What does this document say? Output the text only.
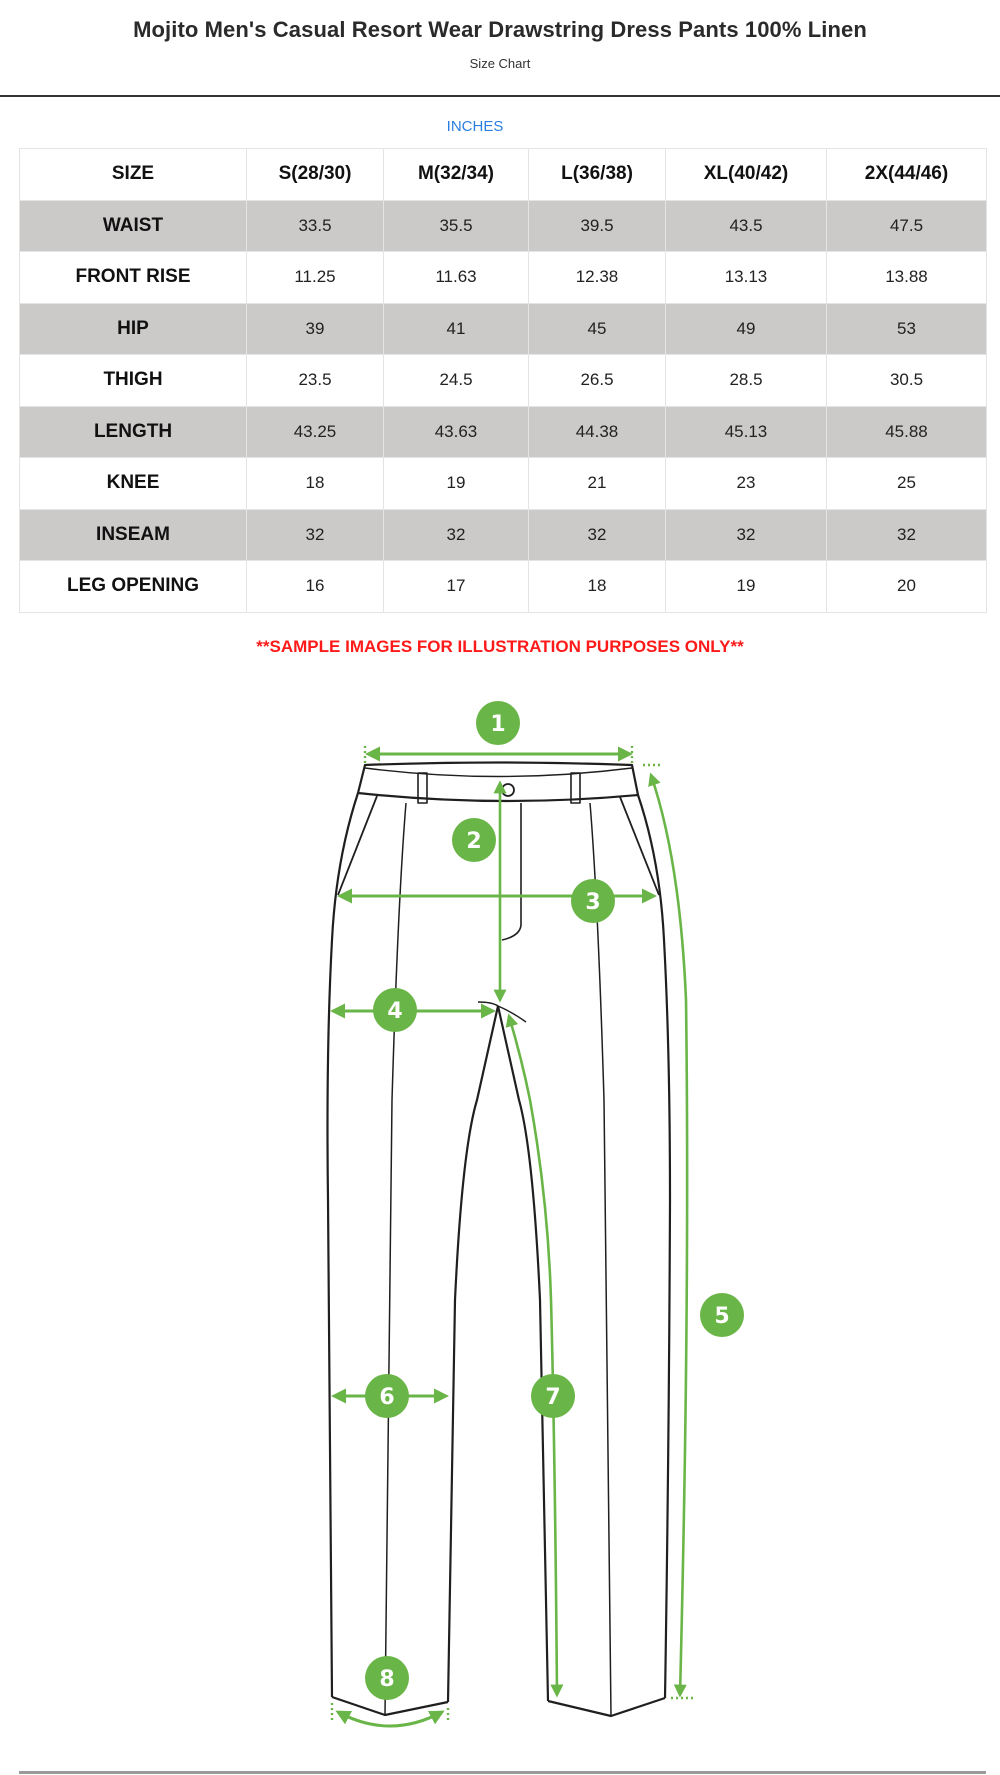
Mojito Men's Casual Resort Wear Drawstring Dress Pants 100% Linen
Size Chart
INCHES
SIZE	S(28/30)	M(32/34)	L(36/38)	XL(40/42)	2X(44/46)
WAIST	33.5	35.5	39.5	43.5	47.5
FRONT RISE	11.25	11.63	12.38	13.13	13.88
HIP	39	41	45	49	53
THIGH	23.5	24.5	26.5	28.5	30.5
LENGTH	43.25	43.63	44.38	45.13	45.88
KNEE	18	19	21	23	25
INSEAM	32	32	32	32	32
LEG OPENING	16	17	18	19	20
**SAMPLE IMAGES FOR ILLUSTRATION PURPOSES ONLY**
1
2
3
4
5
6	7
8
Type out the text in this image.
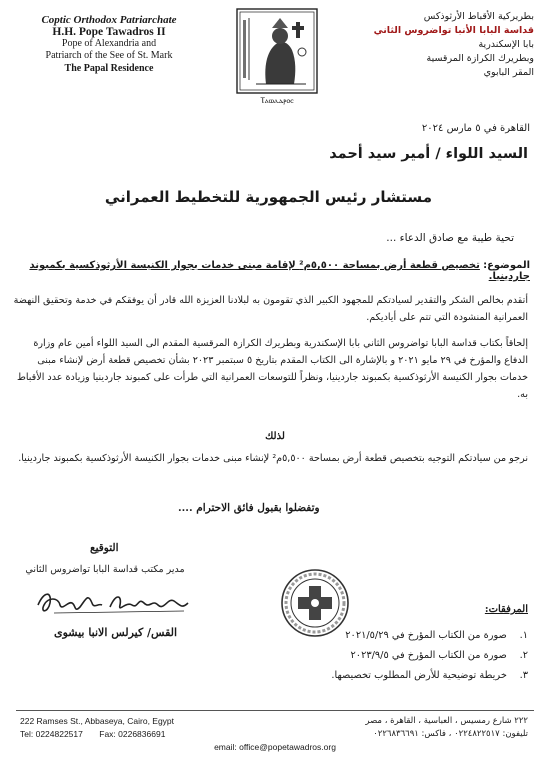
Coptic Orthodox Patriarchate
H.H. Pope Tawadros II
Pope of Alexandria and
Patriarch of the See of St. Mark
The Papal Residence
Ⲧⲁⲱⲁⲇⲣⲟⲥ
بطريركية الأقباط الأرثوذكس
قداسة البابا الأنبا تواضروس الثاني
بابا الإسكندرية
وبطريرك الكرازة المرقسية
المقر البابوي
القاهرة في ٥ مارس ٢٠٢٤
السيد اللواء / أمير سيد أحمد
مستشار رئيس الجمهورية للتخطيط العمراني
تحية طيبة مع صادق الدعاء ...
الموضوع: تخصيص قطعة أرض بمساحة ٥,٥٠٠م² لإقامة مبنى خدمات بجوار الكنيسة الأرثوذكسية بكمبوند جاردينيا.
أتقدم بخالص الشكر والتقدير لسيادتكم للمجهود الكبير الذي تقومون به لبلادنا العزيزة الله قادر أن يوفقكم في خدمة وتحقيق النهضة العمرانية المنشودة التي تتم على أياديكم.
إلحاقاً بكتاب قداسة البابا تواضروس الثاني بابا الإسكندرية وبطريرك الكرازة المرقسية المقدم الى السيد اللواء أمين عام وزارة الدفاع والمؤرخ في ٢٩ مايو ٢٠٢١ و بالإشارة الى الكتاب المقدم بتاريخ ٥ سبتمبر ٢٠٢٣ بشأن تخصيص قطعة أرض لإنشاء مبنى خدمات بجوار الكنيسة الأرثوذكسية بكمبوند جاردينيا، ونظراً للتوسعات العمرانية التي طرأت على كمبوند جاردينيا وزيادة عدد الأقباط به.
لذلك
نرجو من سيادتكم التوجيه بتخصيص قطعة أرض بمساحة ٥,٥٠٠م² لإنشاء مبنى خدمات بجوار الكنيسة الأرثوذكسية بكمبوند جاردينيا.
وتفضلوا بقبول فائق الاحترام ....
التوقيع
مدير مكتب قداسة البابا تواضروس الثاني
القس/ كيرلس الانبا بيشوى
المرفقات:
١. صورة من الكتاب المؤرخ في ٢٠٢١/٥/٢٩
٢. صورة من الكتاب المؤرخ في ٢٠٢٣/٩/٥
٣. خريطة توضيحية للأرض المطلوب تخصيصها.
222 Ramses St., Abbaseya, Cairo, Egypt
Tel: 0224822517 Fax: 0226836691
٢٢٢ شارع رمسيس ، العباسية ، القاهرة ، مصر
تليفون: ٠٢٢٤٨٢٢٥١٧ ، فاكس: ٠٢٢٦٨٣٦٦٩١
email: office@popetawadros.org
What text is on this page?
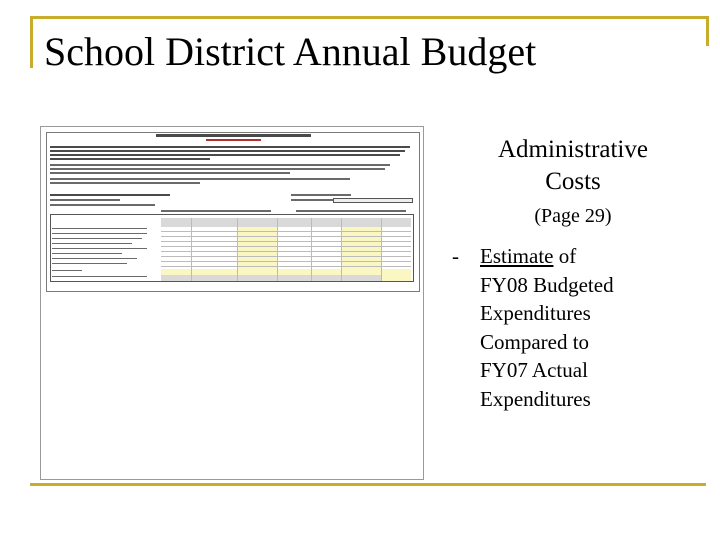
School District Annual Budget
Administrative
Costs
(Page 29)
- Estimate of
FY08 Budgeted
Expenditures
Compared to
FY07 Actual
Expenditures
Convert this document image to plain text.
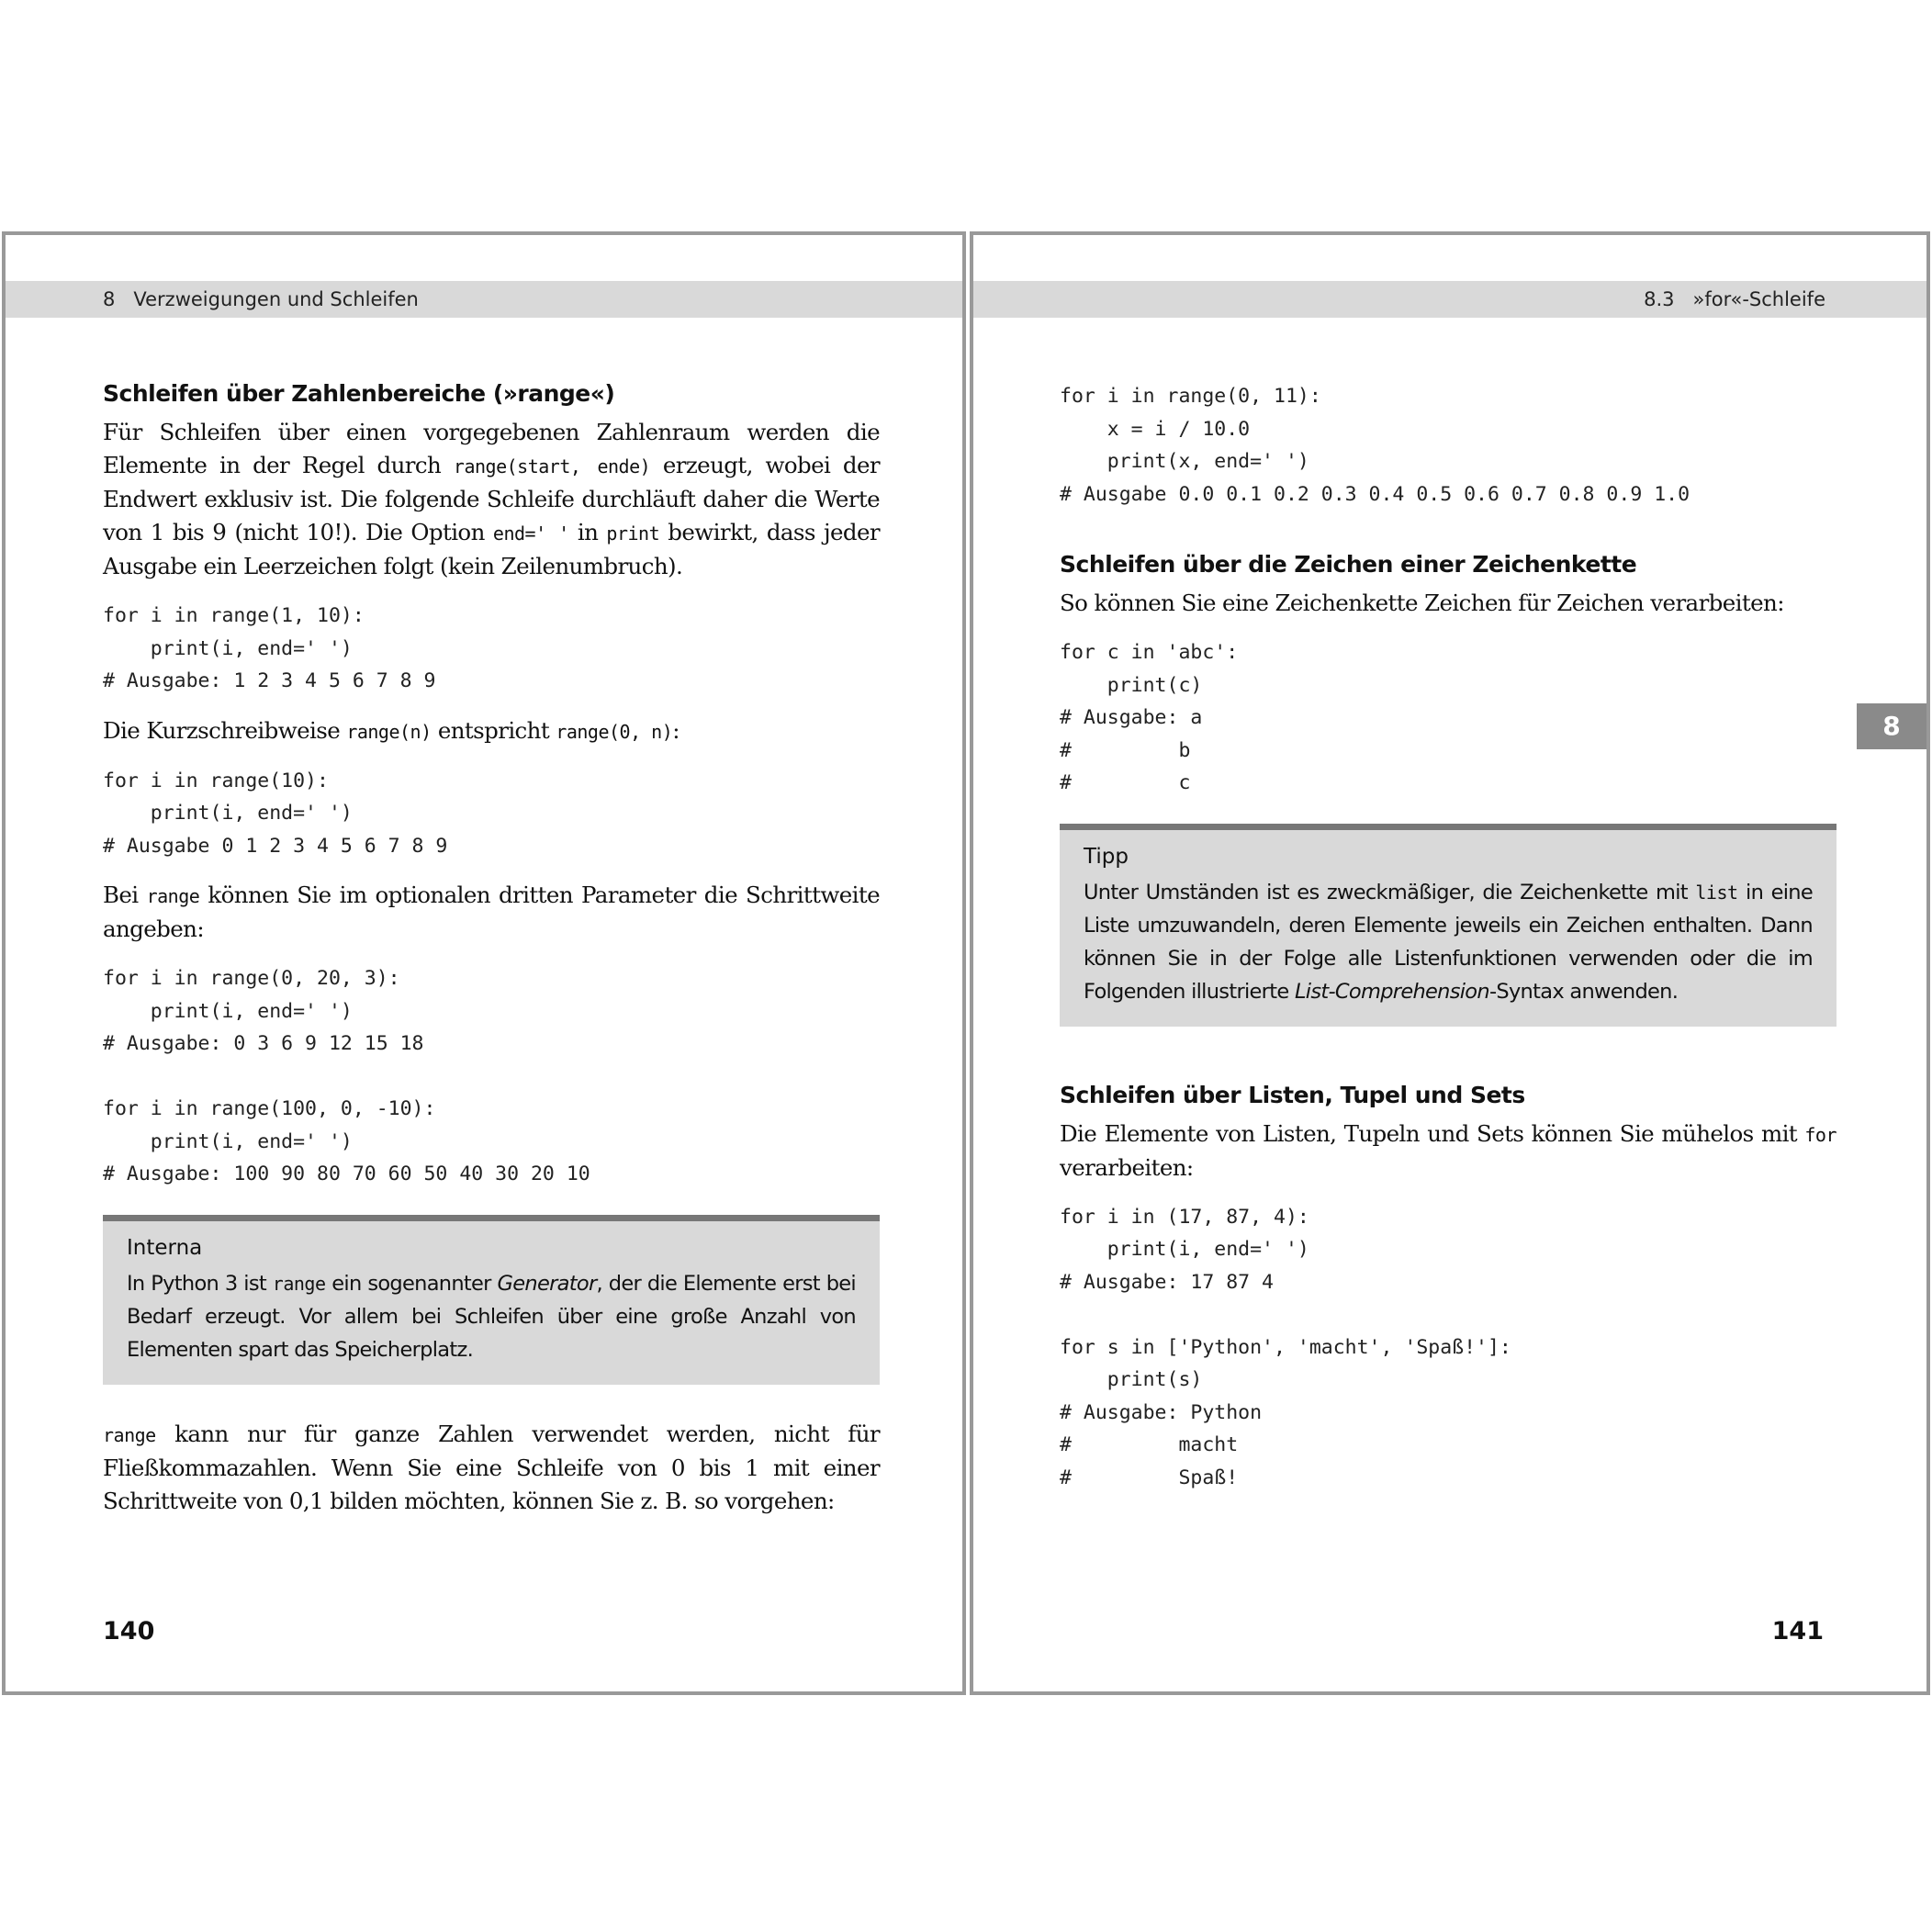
8   Verzweigungen und Schleifen
Schleifen über Zahlenbereiche (»range«)

Für Schleifen über einen vorgegebenen Zahlenraum werden die Elemente in der Regel durch range(start, ende) erzeugt, wobei der Endwert exklusiv ist. Die folgende Schleife durchläuft daher die Werte von 1 bis 9 (nicht 10!). Die Option end=' ' in print bewirkt, dass jeder Ausgabe ein Leerzeichen folgt (kein Zeilenumbruch).

for i in range(1, 10):
print(i, end=' ')
# Ausgabe: 1 2 3 4 5 6 7 8 9

Die Kurzschreibweise range(n) entspricht range(0, n):

for i in range(10):
print(i, end=' ')
# Ausgabe 0 1 2 3 4 5 6 7 8 9

Bei range können Sie im optionalen dritten Parameter die Schrittweite angeben:

for i in range(0, 20, 3):
print(i, end=' ')
# Ausgabe: 0 3 6 9 12 15 18

for i in range(100, 0, -10):
print(i, end=' ')
# Ausgabe: 100 90 80 70 60 50 40 30 20 10
Interna

In Python 3 ist range ein sogenannter Generator, der die Elemente erst bei Bedarf erzeugt. Vor allem bei Schleifen über eine große Anzahl von Elementen spart das Speicherplatz.

range kann nur für ganze Zahlen verwendet werden, nicht für Fließkommazahlen. Wenn Sie eine Schleife von 0 bis 1 mit einer Schrittweite von 0,1 bilden möchten, können Sie z. B. so vorgehen:

140
8.3   »for«-Schleife
8
for i in range(0, 11):
x = i / 10.0
print(x, end=' ')
# Ausgabe 0.0 0.1 0.2 0.3 0.4 0.5 0.6 0.7 0.8 0.9 1.0
Schleifen über die Zeichen einer Zeichenkette

So können Sie eine Zeichenkette Zeichen für Zeichen verarbeiten:

for c in 'abc':
print(c)
# Ausgabe: a
#         b
#         c
Tipp

Unter Umständen ist es zweckmäßiger, die Zeichenkette mit list in eine Liste umzuwandeln, deren Elemente jeweils ein Zeichen enthalten. Dann können Sie in der Folge alle Listenfunktionen verwenden oder die im Folgenden illustrierte List-Comprehension-Syntax anwenden.

Schleifen über Listen, Tupel und Sets

Die Elemente von Listen, Tupeln und Sets können Sie mühelos mit for verarbeiten:

for i in (17, 87, 4):
print(i, end=' ')
# Ausgabe: 17 87 4

for s in ['Python', 'macht', 'Spaß!']:
print(s)
# Ausgabe: Python
#         macht
#         Spaß!
141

[SET TASK] Transcribe the records above verbatim. Do not carry over any picture.

[CORRECT OUTPUT]
What does this document say? Output the text only.
Mojito Men's Casual Resort Wear Drawstring Dress Pants 100% Linen
Size Chart
INCHES
SIZE	S(28/30)	M(32/34)	L(36/38)	XL(40/42)	2X(44/46)
WAIST	33.5	35.5	39.5	43.5	47.5
FRONT RISE	11.25	11.63	12.38	13.13	13.88
HIP	39	41	45	49	53
THIGH	23.5	24.5	26.5	28.5	30.5
LENGTH	43.25	43.63	44.38	45.13	45.88
KNEE	18	19	21	23	25
INSEAM	32	32	32	32	32
LEG OPENING	16	17	18	19	20
**SAMPLE IMAGES FOR ILLUSTRATION PURPOSES ONLY**
1
2
3
4
5
6	7
8
Type out the text in this image.
Coptic Orthodox Patriarchate
H.H. Pope Tawadros II
Pope of Alexandria and
Patriarch of the See of St. Mark
The Papal Residence
Ⲧⲁⲱⲁⲇⲣⲟⲥ
بطريركية الأقباط الأرثوذكس
قداسة البابا الأنبا تواضروس الثاني
بابا الإسكندرية
وبطريرك الكرازة المرقسية
المقر البابوي
القاهرة في ٥ مارس ٢٠٢٤
السيد اللواء / أمير سيد أحمد
مستشار رئيس الجمهورية للتخطيط العمراني
تحية طيبة مع صادق الدعاء ...
الموضوع: تخصيص قطعة أرض بمساحة ٥,٥٠٠م² لإقامة مبنى خدمات بجوار الكنيسة الأرثوذكسية بكمبوند جاردينيا.
أتقدم بخالص الشكر والتقدير لسيادتكم للمجهود الكبير الذي تقومون به لبلادنا العزيزة الله قادر أن يوفقكم في خدمة وتحقيق النهضة العمرانية المنشودة التي تتم على أياديكم.
إلحاقاً بكتاب قداسة البابا تواضروس الثاني بابا الإسكندرية وبطريرك الكرازة المرقسية المقدم الى السيد اللواء أمين عام وزارة الدفاع والمؤرخ في ٢٩ مايو ٢٠٢١ و بالإشارة الى الكتاب المقدم بتاريخ ٥ سبتمبر ٢٠٢٣ بشأن تخصيص قطعة أرض لإنشاء مبنى خدمات بجوار الكنيسة الأرثوذكسية بكمبوند جاردينيا، ونظراً للتوسعات العمرانية التي طرأت على كمبوند جاردينيا وزيادة عدد الأقباط به.
لذلك
نرجو من سيادتكم التوجيه بتخصيص قطعة أرض بمساحة ٥,٥٠٠م² لإنشاء مبنى خدمات بجوار الكنيسة الأرثوذكسية بكمبوند جاردينيا.
وتفضلوا بقبول فائق الاحترام ....
التوقيع
مدير مكتب قداسة البابا تواضروس الثاني
القس/ كيرلس الانبا بيشوى
المرفقات:
١. صورة من الكتاب المؤرخ في ٢٠٢١/٥/٢٩
٢. صورة من الكتاب المؤرخ في ٢٠٢٣/٩/٥
٣. خريطة توضيحية للأرض المطلوب تخصيصها.
222 Ramses St., Abbaseya, Cairo, Egypt
Tel: 0224822517 Fax: 0226836691
٢٢٢ شارع رمسيس ، العباسية ، القاهرة ، مصر
تليفون: ٠٢٢٤٨٢٢٥١٧ ، فاكس: ٠٢٢٦٨٣٦٦٩١
email: office@popetawadros.org
What text is on this page?
School District Annual Budget
Administrative
Costs
(Page 29)
- Estimate of
FY08 Budgeted
Expenditures
Compared to
FY07 Actual
Expenditures
Convert this document image to plain text.
8   Verzweigungen und Schleifen
Schleifen über Zahlenbereiche (»range«)

Für Schleifen über einen vorgegebenen Zahlenraum werden die Elemente in der Regel durch range(start, ende) erzeugt, wobei der Endwert exklusiv ist. Die folgende Schleife durchläuft daher die Werte von 1 bis 9 (nicht 10!). Die Option end=' ' in print bewirkt, dass jeder Ausgabe ein Leerzeichen folgt (kein Zeilenumbruch).

for i in range(1, 10):
print(i, end=' ')
# Ausgabe: 1 2 3 4 5 6 7 8 9

Die Kurzschreibweise range(n) entspricht range(0, n):

for i in range(10):
print(i, end=' ')
# Ausgabe 0 1 2 3 4 5 6 7 8 9

Bei range können Sie im optionalen dritten Parameter die Schrittweite angeben:

for i in range(0, 20, 3):
print(i, end=' ')
# Ausgabe: 0 3 6 9 12 15 18

for i in range(100, 0, -10):
print(i, end=' ')
# Ausgabe: 100 90 80 70 60 50 40 30 20 10
Interna

In Python 3 ist range ein sogenannter Generator, der die Elemente erst bei Bedarf erzeugt. Vor allem bei Schleifen über eine große Anzahl von Elementen spart das Speicherplatz.

range kann nur für ganze Zahlen verwendet werden, nicht für Fließkommazahlen. Wenn Sie eine Schleife von 0 bis 1 mit einer Schrittweite von 0,1 bilden möchten, können Sie z. B. so vorgehen:

140
8.3   »for«-Schleife
8
for i in range(0, 11):
x = i / 10.0
print(x, end=' ')
# Ausgabe 0.0 0.1 0.2 0.3 0.4 0.5 0.6 0.7 0.8 0.9 1.0
Schleifen über die Zeichen einer Zeichenkette

So können Sie eine Zeichenkette Zeichen für Zeichen verarbeiten:

for c in 'abc':
print(c)
# Ausgabe: a
#         b
#         c
Tipp

Unter Umständen ist es zweckmäßiger, die Zeichenkette mit list in eine Liste umzuwandeln, deren Elemente jeweils ein Zeichen enthalten. Dann können Sie in der Folge alle Listenfunktionen verwenden oder die im Folgenden illustrierte List-Comprehension-Syntax anwenden.

Schleifen über Listen, Tupel und Sets

Die Elemente von Listen, Tupeln und Sets können Sie mühelos mit for verarbeiten:

for i in (17, 87, 4):
print(i, end=' ')
# Ausgabe: 17 87 4

for s in ['Python', 'macht', 'Spaß!']:
print(s)
# Ausgabe: Python
#         macht
#         Spaß!
141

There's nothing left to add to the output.